Copy each line in which the string "comments" occurs.

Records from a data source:

⟨

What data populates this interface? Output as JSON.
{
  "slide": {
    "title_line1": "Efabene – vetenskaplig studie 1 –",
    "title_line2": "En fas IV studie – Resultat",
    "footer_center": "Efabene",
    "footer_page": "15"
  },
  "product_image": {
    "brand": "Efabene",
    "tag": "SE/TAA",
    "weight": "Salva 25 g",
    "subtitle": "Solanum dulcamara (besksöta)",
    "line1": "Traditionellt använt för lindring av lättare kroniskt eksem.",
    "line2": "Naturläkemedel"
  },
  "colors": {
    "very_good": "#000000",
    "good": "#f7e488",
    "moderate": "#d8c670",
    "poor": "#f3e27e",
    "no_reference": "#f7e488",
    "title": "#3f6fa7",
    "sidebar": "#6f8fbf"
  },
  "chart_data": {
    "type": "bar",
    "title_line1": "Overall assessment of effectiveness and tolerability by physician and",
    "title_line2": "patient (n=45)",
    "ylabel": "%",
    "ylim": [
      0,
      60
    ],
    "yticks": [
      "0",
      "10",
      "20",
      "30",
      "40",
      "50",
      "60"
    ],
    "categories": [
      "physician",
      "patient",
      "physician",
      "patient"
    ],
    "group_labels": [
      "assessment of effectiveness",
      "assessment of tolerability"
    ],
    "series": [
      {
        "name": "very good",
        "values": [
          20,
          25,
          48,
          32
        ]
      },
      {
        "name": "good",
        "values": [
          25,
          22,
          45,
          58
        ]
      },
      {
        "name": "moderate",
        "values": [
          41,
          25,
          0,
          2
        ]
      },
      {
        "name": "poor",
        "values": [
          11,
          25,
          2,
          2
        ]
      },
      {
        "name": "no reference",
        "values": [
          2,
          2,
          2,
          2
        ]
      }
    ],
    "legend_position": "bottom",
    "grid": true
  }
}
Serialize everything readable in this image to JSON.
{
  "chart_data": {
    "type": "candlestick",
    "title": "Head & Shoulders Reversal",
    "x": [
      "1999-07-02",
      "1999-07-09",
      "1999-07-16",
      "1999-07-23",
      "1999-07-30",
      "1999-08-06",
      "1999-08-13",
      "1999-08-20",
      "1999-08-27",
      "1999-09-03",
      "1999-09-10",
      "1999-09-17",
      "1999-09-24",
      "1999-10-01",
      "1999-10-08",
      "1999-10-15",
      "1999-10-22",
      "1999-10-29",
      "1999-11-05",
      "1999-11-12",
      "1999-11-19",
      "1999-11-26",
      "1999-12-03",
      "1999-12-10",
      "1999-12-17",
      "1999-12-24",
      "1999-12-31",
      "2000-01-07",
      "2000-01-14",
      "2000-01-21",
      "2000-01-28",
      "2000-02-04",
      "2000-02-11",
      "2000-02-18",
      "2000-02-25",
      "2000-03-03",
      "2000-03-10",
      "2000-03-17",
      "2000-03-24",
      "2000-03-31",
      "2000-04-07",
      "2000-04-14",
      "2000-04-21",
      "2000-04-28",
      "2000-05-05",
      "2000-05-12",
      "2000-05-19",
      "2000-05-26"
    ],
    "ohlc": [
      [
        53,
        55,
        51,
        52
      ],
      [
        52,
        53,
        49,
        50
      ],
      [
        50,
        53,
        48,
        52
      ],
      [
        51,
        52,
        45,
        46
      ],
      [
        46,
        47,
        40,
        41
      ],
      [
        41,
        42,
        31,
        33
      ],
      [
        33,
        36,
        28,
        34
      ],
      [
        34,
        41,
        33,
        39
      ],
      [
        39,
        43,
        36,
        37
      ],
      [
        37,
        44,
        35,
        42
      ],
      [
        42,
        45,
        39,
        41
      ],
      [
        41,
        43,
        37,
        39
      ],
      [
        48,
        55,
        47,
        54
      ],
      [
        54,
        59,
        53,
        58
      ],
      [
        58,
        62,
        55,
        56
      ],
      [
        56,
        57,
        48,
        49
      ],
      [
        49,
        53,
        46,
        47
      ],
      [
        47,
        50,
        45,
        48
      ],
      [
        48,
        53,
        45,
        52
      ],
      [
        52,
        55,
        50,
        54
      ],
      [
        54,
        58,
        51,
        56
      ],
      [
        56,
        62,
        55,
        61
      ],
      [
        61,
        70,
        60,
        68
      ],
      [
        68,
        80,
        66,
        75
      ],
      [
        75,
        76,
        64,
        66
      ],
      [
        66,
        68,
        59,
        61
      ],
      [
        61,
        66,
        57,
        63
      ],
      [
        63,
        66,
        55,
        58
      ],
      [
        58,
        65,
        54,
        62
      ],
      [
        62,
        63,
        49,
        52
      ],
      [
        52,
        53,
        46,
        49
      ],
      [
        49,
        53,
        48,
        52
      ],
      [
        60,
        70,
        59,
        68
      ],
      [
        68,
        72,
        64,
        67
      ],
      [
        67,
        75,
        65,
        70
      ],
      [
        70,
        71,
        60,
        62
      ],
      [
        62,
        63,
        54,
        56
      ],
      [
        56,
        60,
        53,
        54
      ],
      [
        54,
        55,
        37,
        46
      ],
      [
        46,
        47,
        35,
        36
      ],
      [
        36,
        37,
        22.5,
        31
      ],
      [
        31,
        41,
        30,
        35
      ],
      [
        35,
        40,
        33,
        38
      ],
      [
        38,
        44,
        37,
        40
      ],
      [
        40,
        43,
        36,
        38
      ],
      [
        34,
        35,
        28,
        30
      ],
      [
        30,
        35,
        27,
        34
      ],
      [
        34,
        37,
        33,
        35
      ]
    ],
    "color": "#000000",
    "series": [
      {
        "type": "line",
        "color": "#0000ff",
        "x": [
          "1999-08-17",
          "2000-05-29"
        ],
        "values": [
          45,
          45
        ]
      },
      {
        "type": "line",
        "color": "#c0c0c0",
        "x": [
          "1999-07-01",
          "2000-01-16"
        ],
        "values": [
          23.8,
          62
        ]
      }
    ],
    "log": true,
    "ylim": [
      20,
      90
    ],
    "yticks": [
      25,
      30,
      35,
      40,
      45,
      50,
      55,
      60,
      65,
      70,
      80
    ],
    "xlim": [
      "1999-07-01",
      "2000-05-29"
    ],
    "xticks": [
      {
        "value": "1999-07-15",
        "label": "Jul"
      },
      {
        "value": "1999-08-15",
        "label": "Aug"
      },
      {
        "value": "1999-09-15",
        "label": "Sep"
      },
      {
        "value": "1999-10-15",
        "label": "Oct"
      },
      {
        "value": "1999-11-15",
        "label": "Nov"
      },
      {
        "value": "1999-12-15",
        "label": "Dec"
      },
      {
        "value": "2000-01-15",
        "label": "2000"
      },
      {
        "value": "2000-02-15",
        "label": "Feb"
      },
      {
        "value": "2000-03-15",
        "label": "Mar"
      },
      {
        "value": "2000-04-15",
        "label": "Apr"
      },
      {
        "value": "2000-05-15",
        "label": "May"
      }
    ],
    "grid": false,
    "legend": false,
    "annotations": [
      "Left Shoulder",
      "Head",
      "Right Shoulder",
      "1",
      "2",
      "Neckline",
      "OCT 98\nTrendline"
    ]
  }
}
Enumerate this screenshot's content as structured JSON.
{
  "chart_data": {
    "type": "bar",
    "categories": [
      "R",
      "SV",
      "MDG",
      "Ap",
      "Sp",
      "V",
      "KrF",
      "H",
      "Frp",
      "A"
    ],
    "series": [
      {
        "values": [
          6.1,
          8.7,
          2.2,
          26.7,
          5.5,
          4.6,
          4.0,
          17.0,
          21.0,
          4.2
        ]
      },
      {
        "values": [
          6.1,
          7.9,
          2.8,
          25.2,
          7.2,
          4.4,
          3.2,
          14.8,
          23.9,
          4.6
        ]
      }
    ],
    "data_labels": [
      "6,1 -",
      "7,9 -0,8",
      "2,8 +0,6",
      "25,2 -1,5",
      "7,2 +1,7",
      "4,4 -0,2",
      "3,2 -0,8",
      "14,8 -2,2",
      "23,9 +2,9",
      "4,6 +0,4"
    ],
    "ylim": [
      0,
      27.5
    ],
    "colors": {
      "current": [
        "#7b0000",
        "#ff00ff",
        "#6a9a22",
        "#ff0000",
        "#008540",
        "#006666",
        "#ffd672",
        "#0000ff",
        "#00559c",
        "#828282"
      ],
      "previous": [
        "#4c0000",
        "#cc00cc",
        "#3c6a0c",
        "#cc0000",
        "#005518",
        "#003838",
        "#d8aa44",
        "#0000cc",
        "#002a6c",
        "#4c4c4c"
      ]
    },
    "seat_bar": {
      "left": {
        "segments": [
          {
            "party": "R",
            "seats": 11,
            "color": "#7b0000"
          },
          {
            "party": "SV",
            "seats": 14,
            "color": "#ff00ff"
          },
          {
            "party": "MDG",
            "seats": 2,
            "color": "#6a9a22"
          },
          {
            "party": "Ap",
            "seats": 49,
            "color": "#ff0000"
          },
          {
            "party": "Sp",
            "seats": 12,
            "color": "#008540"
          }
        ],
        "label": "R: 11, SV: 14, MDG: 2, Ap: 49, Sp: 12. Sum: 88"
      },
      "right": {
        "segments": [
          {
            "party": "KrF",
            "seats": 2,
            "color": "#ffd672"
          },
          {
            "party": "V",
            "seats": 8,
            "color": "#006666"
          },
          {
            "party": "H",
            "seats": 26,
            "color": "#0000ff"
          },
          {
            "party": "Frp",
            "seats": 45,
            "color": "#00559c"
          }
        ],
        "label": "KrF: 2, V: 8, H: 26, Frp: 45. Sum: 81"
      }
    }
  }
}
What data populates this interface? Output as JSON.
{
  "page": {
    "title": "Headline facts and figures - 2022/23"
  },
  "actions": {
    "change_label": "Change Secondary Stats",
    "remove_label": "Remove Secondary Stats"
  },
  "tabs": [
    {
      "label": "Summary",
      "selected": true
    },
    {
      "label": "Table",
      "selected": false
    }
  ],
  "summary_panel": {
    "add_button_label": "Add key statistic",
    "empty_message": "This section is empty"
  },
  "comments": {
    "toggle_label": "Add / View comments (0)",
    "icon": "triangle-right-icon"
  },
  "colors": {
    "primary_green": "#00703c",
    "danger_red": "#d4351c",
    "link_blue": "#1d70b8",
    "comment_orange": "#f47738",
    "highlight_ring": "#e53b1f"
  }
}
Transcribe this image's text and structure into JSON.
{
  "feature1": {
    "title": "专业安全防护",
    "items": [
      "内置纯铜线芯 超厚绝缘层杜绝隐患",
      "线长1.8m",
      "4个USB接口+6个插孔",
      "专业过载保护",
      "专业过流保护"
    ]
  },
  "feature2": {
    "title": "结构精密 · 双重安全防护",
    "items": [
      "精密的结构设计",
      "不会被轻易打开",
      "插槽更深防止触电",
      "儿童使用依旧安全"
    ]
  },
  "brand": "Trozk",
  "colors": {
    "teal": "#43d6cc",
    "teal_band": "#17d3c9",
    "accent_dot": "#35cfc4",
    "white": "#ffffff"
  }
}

⟩

Exercise result:
  "comments": {
    "toggle_label": "Add / View comments (0)",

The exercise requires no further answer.